- _TASK DETAILS_:
Work through the following lines and count those that hold the word "Renewable". Reply with that number only.

- _RECORD LIST_:
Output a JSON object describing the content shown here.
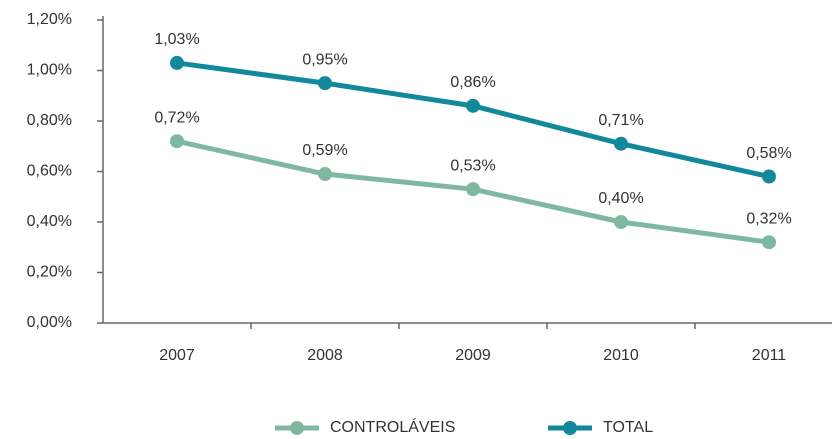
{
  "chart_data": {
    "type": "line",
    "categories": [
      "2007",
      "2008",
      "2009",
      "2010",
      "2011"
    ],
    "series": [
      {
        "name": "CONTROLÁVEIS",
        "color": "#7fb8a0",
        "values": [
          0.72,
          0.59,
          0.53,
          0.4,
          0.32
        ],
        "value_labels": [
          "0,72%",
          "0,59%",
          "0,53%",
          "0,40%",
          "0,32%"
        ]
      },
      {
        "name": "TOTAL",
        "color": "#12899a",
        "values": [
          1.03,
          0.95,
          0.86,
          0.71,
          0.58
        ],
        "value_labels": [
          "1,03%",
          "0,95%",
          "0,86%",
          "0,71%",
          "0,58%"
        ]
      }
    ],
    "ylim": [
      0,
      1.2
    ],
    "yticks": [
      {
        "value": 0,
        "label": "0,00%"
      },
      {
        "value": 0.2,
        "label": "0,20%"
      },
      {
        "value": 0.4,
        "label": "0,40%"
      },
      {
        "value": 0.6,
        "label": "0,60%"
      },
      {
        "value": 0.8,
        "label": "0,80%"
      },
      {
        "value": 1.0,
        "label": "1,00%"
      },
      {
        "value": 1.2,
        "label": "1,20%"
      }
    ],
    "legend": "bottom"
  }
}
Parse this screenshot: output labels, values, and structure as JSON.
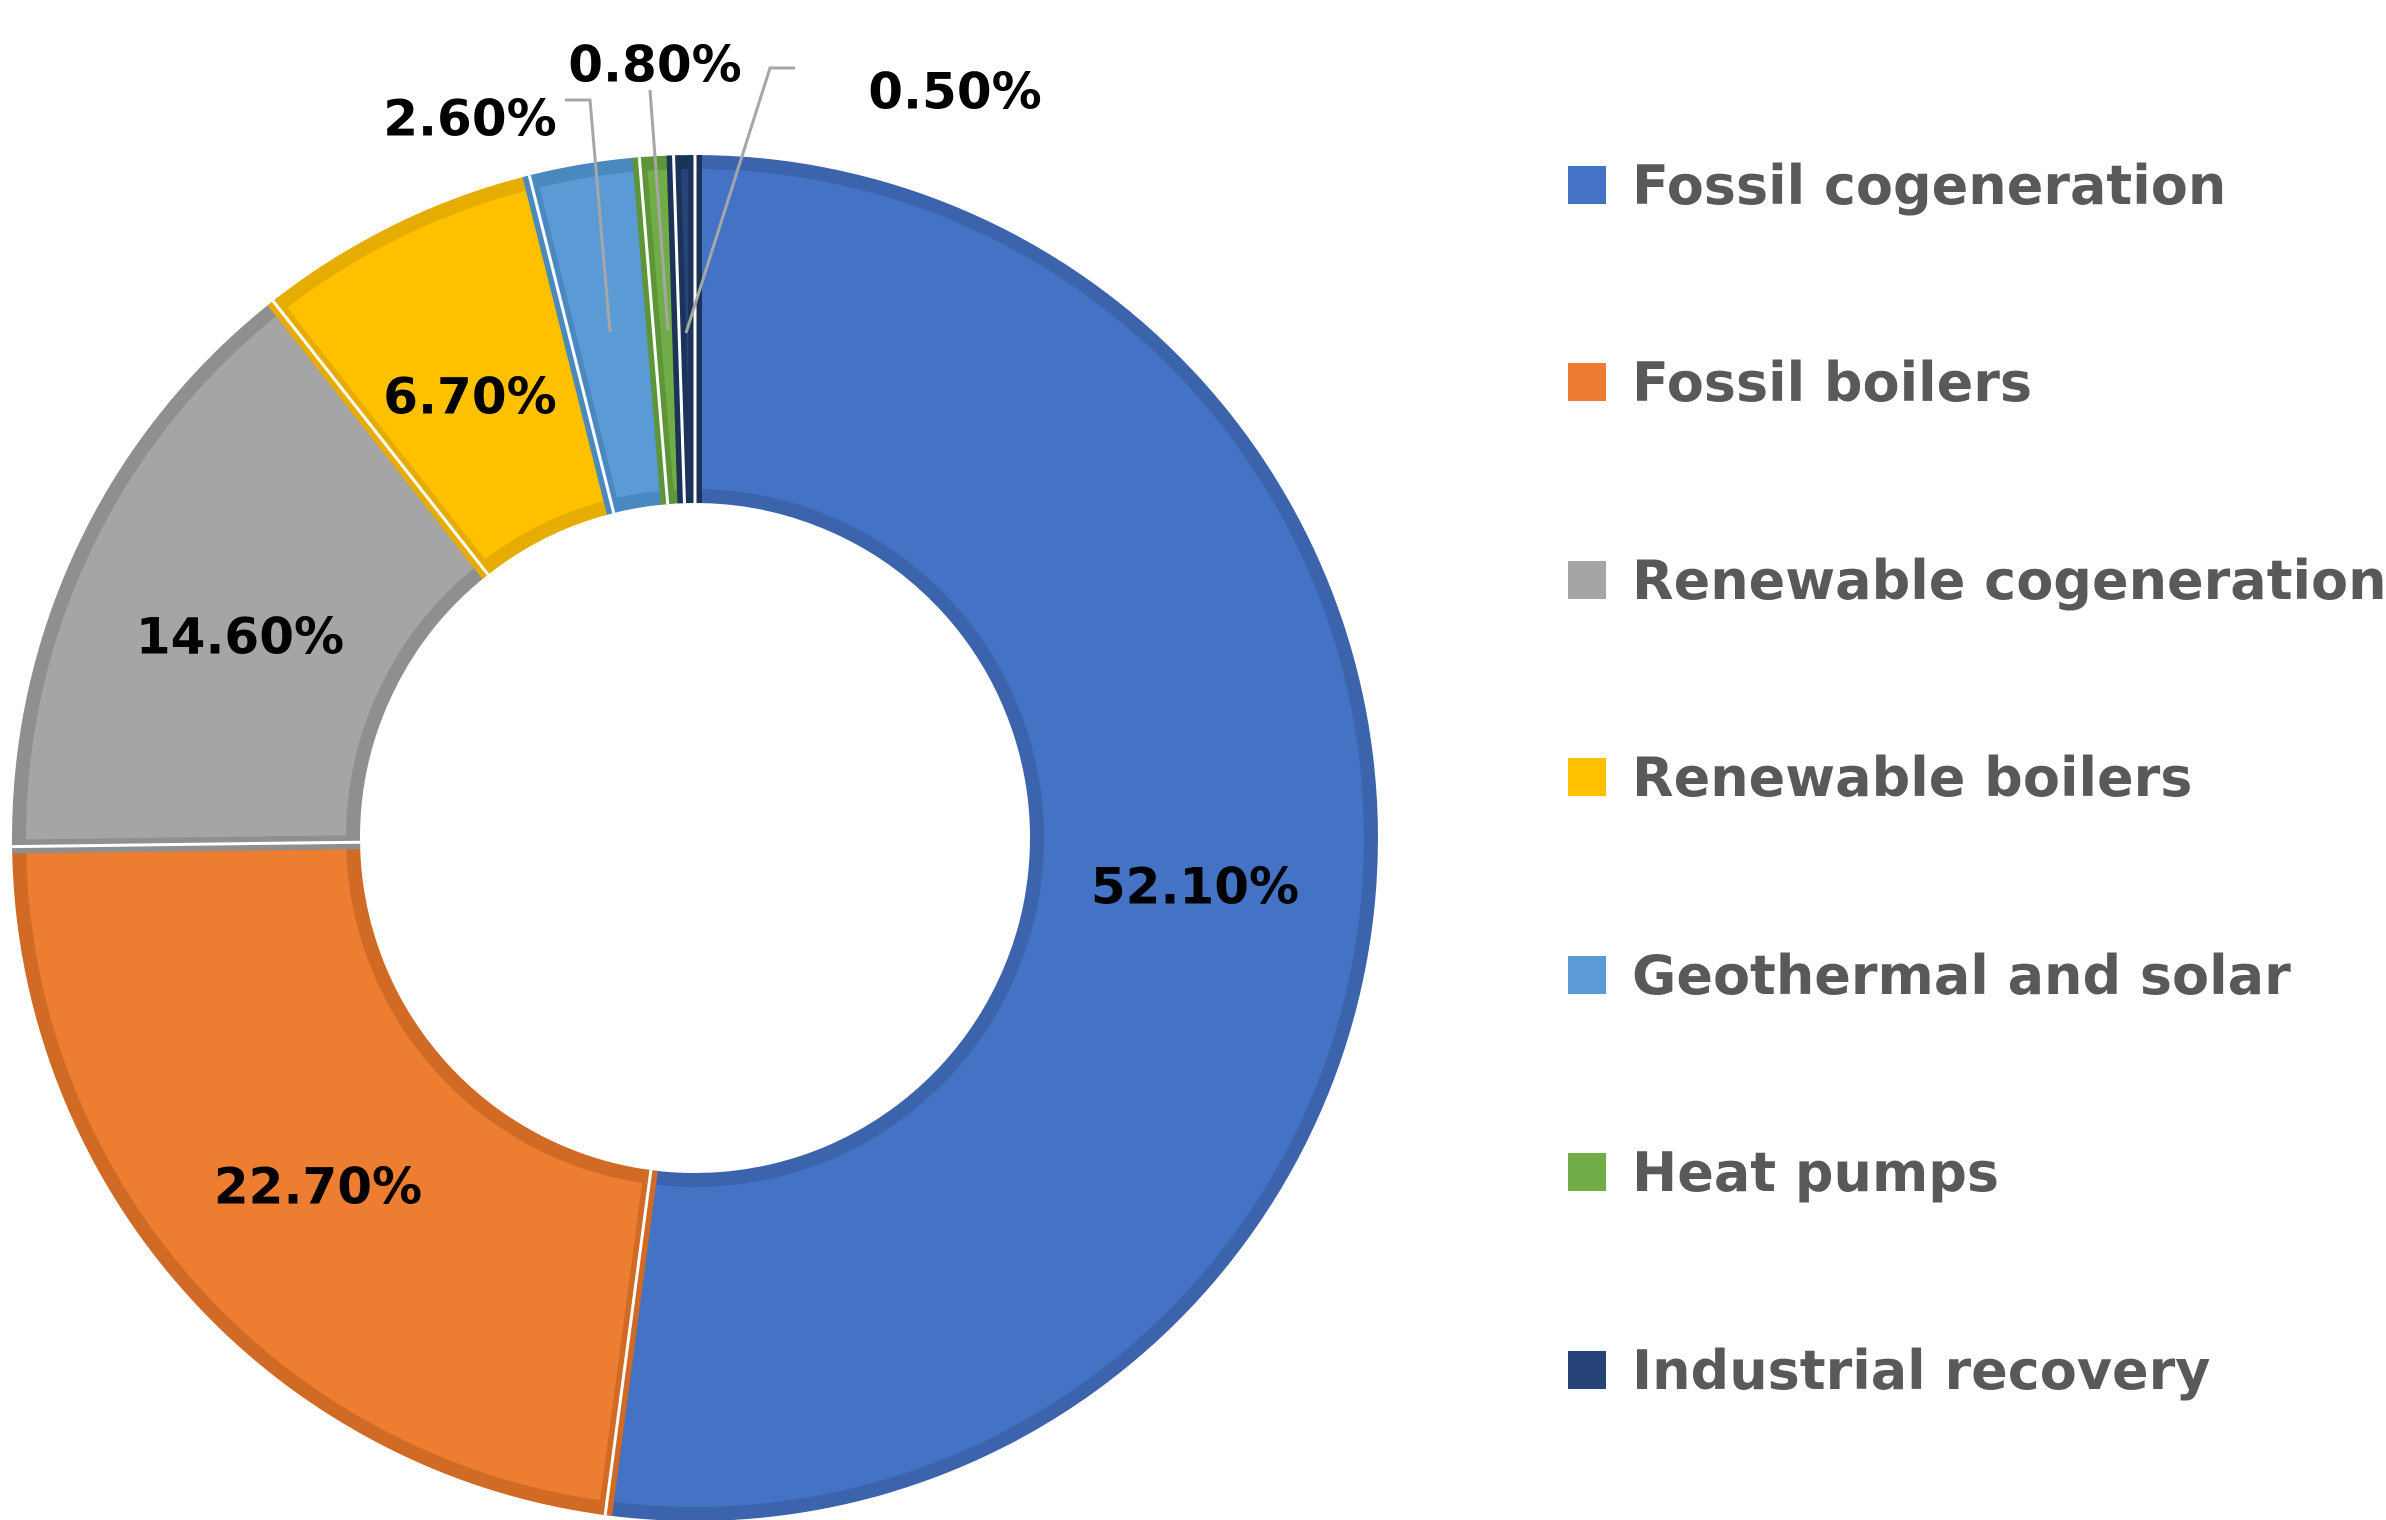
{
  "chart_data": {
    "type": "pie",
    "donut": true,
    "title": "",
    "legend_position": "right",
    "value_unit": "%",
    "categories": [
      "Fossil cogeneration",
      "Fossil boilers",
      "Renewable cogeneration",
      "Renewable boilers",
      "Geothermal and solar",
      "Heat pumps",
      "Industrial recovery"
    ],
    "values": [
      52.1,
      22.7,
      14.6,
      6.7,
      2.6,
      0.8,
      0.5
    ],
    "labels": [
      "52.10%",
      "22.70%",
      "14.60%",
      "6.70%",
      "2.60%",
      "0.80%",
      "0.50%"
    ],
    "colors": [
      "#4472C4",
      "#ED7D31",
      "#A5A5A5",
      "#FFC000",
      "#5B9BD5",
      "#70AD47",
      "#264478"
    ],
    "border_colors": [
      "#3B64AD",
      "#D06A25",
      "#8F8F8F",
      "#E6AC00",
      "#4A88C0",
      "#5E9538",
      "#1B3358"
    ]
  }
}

- _RESPONSE TO THIS EXERCISE_:
2